Data lines:
□ □ □ □ □ □ □
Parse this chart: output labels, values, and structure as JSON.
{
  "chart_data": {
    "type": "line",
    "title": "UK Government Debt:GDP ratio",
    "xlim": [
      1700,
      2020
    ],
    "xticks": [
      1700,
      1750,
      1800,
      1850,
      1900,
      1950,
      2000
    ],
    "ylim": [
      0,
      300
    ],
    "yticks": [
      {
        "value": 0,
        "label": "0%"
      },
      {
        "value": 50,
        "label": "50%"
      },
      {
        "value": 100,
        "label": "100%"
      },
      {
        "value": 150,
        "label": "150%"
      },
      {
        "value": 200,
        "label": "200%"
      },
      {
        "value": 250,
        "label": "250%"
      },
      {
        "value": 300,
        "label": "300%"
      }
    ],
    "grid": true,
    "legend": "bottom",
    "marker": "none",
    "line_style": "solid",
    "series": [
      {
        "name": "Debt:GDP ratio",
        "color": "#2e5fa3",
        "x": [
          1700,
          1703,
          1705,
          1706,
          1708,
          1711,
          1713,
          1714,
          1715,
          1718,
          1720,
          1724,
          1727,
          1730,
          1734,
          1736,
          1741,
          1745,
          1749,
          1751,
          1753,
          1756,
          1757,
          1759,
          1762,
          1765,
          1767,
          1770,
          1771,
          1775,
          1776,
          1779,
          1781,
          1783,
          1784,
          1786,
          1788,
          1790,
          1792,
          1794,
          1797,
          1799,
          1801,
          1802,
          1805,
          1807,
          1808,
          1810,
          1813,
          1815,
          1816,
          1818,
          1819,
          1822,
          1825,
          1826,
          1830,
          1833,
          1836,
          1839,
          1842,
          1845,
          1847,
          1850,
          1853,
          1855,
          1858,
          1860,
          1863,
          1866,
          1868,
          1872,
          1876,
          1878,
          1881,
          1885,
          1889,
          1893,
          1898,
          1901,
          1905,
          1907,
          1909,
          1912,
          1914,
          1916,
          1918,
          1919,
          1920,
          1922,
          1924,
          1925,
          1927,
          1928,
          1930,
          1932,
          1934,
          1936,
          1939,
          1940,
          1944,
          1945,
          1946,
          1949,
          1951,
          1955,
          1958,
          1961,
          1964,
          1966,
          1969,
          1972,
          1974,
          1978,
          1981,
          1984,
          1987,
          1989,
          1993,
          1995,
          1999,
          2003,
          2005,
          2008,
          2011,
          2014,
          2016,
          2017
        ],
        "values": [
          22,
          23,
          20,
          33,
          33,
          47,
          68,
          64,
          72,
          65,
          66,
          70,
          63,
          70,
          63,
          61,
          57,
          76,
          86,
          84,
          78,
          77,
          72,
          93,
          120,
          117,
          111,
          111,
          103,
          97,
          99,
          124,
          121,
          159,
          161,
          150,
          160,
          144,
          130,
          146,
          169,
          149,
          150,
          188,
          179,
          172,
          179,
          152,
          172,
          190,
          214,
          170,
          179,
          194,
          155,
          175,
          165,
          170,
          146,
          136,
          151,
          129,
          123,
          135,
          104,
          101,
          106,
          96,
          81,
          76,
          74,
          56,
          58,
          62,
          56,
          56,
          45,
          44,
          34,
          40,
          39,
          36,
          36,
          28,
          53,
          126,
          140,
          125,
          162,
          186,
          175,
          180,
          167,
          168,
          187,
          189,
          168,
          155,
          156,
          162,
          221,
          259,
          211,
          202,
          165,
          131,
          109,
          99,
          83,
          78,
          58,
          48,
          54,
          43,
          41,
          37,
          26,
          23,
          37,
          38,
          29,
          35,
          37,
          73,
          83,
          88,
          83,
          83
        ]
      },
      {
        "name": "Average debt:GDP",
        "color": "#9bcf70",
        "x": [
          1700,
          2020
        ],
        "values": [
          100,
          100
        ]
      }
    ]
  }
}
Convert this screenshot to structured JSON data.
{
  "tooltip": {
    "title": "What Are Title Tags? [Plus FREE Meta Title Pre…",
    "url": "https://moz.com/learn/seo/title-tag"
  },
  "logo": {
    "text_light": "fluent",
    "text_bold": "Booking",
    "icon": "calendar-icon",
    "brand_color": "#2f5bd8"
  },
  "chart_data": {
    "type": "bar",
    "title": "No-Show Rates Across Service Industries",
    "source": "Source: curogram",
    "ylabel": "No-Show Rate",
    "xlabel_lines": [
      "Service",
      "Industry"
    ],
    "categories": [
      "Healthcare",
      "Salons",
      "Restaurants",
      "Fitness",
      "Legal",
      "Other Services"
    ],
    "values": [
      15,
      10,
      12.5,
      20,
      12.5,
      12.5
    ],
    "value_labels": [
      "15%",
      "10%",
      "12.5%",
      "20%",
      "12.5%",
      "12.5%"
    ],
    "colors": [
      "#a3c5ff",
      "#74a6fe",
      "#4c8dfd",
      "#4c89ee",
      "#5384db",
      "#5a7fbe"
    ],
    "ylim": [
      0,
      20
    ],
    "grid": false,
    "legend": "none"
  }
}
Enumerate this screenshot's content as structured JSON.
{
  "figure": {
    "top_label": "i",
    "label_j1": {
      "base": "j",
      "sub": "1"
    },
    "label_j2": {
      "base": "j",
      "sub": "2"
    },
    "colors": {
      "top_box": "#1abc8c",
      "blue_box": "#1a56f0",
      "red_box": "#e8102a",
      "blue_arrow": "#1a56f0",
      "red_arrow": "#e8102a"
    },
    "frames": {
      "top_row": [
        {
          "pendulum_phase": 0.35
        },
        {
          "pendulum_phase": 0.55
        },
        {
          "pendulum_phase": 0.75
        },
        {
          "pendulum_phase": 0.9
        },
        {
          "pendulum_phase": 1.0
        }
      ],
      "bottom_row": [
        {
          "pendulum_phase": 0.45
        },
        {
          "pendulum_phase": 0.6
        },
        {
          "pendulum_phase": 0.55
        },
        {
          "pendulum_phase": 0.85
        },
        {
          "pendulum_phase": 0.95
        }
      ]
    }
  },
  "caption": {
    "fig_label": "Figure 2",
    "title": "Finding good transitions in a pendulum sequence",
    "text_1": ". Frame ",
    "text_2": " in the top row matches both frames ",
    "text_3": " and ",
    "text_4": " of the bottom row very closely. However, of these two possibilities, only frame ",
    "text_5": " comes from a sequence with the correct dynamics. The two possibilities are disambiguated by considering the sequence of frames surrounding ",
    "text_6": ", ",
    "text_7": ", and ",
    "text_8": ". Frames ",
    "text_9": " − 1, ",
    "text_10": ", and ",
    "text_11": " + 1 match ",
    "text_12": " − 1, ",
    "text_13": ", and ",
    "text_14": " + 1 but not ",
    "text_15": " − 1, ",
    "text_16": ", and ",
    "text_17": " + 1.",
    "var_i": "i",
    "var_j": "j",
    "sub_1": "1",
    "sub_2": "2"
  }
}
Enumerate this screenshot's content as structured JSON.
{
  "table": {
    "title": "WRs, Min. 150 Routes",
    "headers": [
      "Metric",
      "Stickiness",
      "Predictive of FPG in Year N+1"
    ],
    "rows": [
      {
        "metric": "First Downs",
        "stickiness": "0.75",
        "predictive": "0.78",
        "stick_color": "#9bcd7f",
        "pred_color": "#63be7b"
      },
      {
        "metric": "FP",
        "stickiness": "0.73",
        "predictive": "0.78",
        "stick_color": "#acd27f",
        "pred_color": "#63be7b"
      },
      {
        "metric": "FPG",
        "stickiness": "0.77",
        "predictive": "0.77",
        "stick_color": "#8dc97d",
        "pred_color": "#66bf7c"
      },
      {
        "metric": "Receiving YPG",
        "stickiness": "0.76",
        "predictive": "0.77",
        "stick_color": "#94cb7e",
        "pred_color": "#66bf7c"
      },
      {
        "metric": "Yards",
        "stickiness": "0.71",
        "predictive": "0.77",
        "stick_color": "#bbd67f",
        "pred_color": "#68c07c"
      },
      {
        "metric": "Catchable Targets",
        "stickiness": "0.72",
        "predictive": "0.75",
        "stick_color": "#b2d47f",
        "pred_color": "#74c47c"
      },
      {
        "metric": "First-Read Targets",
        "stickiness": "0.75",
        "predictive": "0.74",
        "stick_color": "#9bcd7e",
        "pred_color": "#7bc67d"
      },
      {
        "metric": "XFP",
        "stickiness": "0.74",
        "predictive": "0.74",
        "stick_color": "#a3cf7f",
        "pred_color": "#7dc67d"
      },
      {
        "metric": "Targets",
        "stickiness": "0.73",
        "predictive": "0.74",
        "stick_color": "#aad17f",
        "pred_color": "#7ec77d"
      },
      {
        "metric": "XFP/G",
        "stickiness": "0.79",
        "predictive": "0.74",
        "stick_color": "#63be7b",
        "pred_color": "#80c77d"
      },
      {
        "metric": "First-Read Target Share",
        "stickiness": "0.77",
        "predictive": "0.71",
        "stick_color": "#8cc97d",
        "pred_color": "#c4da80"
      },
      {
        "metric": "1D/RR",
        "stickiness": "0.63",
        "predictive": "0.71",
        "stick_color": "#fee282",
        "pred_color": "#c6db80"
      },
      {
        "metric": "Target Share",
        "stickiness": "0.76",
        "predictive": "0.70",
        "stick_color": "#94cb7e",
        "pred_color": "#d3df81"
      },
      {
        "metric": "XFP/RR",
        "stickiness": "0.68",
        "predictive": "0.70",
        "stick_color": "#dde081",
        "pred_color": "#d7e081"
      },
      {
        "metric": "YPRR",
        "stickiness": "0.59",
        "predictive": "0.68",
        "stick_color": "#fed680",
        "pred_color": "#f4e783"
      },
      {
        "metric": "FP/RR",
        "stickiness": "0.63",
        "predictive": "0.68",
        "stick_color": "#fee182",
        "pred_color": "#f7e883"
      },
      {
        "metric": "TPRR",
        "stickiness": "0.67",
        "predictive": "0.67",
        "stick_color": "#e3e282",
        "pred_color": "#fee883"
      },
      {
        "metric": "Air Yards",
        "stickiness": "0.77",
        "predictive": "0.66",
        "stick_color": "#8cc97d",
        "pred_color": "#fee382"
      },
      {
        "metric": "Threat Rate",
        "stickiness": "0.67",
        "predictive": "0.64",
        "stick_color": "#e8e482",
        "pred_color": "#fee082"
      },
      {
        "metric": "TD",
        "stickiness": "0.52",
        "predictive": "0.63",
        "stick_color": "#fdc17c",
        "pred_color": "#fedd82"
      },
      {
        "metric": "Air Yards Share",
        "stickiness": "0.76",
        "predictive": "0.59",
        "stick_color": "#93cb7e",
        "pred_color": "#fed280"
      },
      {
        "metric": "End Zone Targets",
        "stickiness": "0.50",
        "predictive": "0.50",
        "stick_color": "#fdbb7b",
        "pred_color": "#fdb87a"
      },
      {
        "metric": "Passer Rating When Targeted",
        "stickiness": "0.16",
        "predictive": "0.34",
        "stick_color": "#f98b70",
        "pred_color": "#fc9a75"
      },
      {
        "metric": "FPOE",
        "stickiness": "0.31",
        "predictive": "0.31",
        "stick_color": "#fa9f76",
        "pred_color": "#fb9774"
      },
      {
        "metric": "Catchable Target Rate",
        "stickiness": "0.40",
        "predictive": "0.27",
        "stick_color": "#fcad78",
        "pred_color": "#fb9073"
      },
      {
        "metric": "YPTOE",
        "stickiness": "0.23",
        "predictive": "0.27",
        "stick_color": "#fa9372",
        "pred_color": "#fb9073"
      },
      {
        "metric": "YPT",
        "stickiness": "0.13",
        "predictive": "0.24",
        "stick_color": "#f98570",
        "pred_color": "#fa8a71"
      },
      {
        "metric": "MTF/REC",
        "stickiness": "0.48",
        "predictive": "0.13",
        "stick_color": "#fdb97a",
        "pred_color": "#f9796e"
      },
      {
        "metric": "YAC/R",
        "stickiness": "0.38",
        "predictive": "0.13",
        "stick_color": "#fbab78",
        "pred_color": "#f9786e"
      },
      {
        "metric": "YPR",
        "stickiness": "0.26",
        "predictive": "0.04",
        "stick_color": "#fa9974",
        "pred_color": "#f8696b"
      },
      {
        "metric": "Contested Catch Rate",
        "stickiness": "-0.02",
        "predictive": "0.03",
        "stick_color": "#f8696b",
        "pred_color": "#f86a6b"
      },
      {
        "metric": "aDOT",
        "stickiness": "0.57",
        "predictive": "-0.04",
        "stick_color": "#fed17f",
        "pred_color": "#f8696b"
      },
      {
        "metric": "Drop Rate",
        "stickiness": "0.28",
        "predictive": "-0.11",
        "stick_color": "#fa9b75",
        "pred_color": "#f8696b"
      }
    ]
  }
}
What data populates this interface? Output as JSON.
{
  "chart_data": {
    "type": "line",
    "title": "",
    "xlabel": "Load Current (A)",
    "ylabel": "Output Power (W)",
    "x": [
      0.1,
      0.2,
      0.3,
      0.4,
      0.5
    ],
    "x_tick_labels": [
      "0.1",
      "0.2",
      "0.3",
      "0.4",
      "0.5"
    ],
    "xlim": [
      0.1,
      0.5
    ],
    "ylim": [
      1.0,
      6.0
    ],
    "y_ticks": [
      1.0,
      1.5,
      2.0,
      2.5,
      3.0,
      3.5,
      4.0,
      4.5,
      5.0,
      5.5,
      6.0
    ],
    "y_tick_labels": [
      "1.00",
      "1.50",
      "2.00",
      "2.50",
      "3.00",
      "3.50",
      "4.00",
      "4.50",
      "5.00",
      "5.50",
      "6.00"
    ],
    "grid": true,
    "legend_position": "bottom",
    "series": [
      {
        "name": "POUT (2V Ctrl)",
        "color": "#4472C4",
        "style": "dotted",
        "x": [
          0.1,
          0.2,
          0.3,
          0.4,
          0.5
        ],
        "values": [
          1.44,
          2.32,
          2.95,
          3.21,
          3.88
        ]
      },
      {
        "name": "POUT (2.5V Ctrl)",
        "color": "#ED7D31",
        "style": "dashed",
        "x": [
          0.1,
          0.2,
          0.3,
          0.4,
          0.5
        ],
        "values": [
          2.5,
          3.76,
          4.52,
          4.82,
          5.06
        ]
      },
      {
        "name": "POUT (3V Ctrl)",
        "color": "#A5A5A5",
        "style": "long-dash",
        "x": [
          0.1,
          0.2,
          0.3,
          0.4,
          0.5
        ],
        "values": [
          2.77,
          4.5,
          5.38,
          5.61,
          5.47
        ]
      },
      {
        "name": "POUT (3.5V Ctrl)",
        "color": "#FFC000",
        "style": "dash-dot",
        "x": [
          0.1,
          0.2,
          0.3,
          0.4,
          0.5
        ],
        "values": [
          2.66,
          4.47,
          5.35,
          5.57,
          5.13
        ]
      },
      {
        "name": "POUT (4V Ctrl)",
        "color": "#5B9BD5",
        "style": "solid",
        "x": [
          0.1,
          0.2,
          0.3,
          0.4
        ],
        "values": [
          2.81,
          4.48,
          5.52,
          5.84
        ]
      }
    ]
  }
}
□ □ □ □ □ □ □
Your goal:
Of the lines above, how many contain the string "this"? Only the number is required.

Answer to the exercise:
5